**Items listed in a dataset:**
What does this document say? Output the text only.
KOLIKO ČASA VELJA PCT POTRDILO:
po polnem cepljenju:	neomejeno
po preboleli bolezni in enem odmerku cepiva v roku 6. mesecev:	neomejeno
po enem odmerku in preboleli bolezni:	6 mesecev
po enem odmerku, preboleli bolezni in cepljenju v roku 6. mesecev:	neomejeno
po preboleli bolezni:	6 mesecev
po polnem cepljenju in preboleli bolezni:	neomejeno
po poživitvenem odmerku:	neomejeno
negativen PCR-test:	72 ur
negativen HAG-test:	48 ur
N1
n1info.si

**EXERCISE TASK:** Extract every line containing the string "cepljenju" from the material.

**TASK OUTPUT:**
po polnem cepljenju:	neomejeno
po enem odmerku, preboleli bolezni in cepljenju v roku 6. mesecev:	neomejeno
po polnem cepljenju in preboleli bolezni:	neomejeno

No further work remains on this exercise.